#### Written request
Edit the material below so that every "rheostat" becomes "variable resistor", with everything else kept the same, and leave the pictures out of your answer.

#### Supplied entries

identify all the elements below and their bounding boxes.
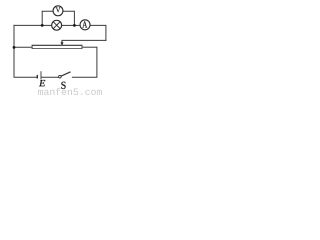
wire: right upper vertical (to slider) [105, 25, 107, 41]
wire: left vertical rail [13, 25, 15, 77]
ammeter letter A [82, 21, 87, 27]
wire: top-left horizontal (left rail to parallel junction) [14, 24, 43, 26]
wire: ammeter to right upper rail [90, 24, 106, 26]
switch S: pivot circle [59, 75, 62, 78]
wire: lamp to right junction [62, 24, 75, 26]
node: left junction of parallel section [41, 24, 44, 27]
voltmeter letter V [56, 7, 61, 12]
wire: right junction to ammeter [74, 24, 80, 26]
wire: slider horizontal feed [62, 39, 106, 41]
wire: left junction up to voltmeter branch [41, 11, 43, 25]
wire: slider vertical drop [61, 40, 63, 43]
label S [61, 82, 65, 89]
wire: switch to bottom-right corner [72, 76, 98, 78]
battery E: long thin plate (positive) [40, 71, 42, 79]
watermark manfen5.com [38, 88, 102, 95]
wire: voltmeter branch right segment [63, 10, 75, 12]
ammeter A (circle) [80, 20, 90, 30]
voltmeter V (circle) [53, 6, 63, 16]
node: right junction of parallel section [73, 24, 76, 27]
wire: battery to switch [41, 76, 59, 78]
wire: lamp branch left segment [42, 24, 52, 26]
resistor R (rheostat box) [32, 45, 83, 49]
slider arrowhead onto rheostat [60, 42, 63, 45]
wire: rheostat right terminal to right lower rail [82, 46, 97, 48]
wire: left rail to rheostat left terminal [14, 46, 33, 48]
wire: voltmeter branch left segment [42, 10, 54, 12]
lamp L (circle with X) [52, 20, 62, 30]
label E [39, 80, 45, 86]
wire: bottom left (rail to battery) [14, 76, 38, 78]
wire: right lower vertical rail [96, 47, 98, 78]
lamp cross stroke 1 [53, 22, 60, 29]
wire: right junction vertical drop [73, 11, 75, 26]
lamp cross stroke 2 [53, 22, 60, 29]
battery E: short thick plate (negative) [36, 75, 38, 79]
node: junction on left rail (rheostat tap) [13, 46, 16, 49]
switch S: lever [61, 72, 71, 76]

#### Full response
identify all the elements below and their bounding boxes.
wire: right upper vertical (to slider) [105, 25, 107, 41]
wire: left vertical rail [13, 25, 15, 77]
ammeter letter A [82, 21, 87, 27]
wire: top-left horizontal (left rail to parallel junction) [14, 24, 43, 26]
wire: ammeter to right upper rail [90, 24, 106, 26]
switch S: pivot circle [59, 75, 62, 78]
wire: lamp to right junction [62, 24, 75, 26]
node: left junction of parallel section [41, 24, 44, 27]
voltmeter letter V [56, 7, 61, 12]
wire: right junction to ammeter [74, 24, 80, 26]
wire: slider horizontal feed [62, 39, 106, 41]
wire: left junction up to voltmeter branch [41, 11, 43, 25]
wire: slider vertical drop [61, 40, 63, 43]
label S [61, 82, 65, 89]
wire: switch to bottom-right corner [72, 76, 98, 78]
battery E: long thin plate (positive) [40, 71, 42, 79]
watermark manfen5.com [38, 88, 102, 95]
wire: voltmeter branch right segment [63, 10, 75, 12]
ammeter A (circle) [80, 20, 90, 30]
voltmeter V (circle) [53, 6, 63, 16]
node: right junction of parallel section [73, 24, 76, 27]
wire: battery to switch [41, 76, 59, 78]
wire: lamp branch left segment [42, 24, 52, 26]
resistor R (variable resistor box) [32, 45, 83, 49]
slider arrowhead onto variable resistor [60, 42, 63, 45]
wire: variable resistor right terminal to right lower rail [82, 46, 97, 48]
wire: left rail to variable resistor left terminal [14, 46, 33, 48]
wire: voltmeter branch left segment [42, 10, 54, 12]
lamp L (circle with X) [52, 20, 62, 30]
label E [39, 80, 45, 86]
wire: bottom left (rail to battery) [14, 76, 38, 78]
wire: right lower vertical rail [96, 47, 98, 78]
lamp cross stroke 1 [53, 22, 60, 29]
wire: right junction vertical drop [73, 11, 75, 26]
lamp cross stroke 2 [53, 22, 60, 29]
battery E: short thick plate (negative) [36, 75, 38, 79]
node: junction on left rail (variable resistor tap) [13, 46, 16, 49]
switch S: lever [61, 72, 71, 76]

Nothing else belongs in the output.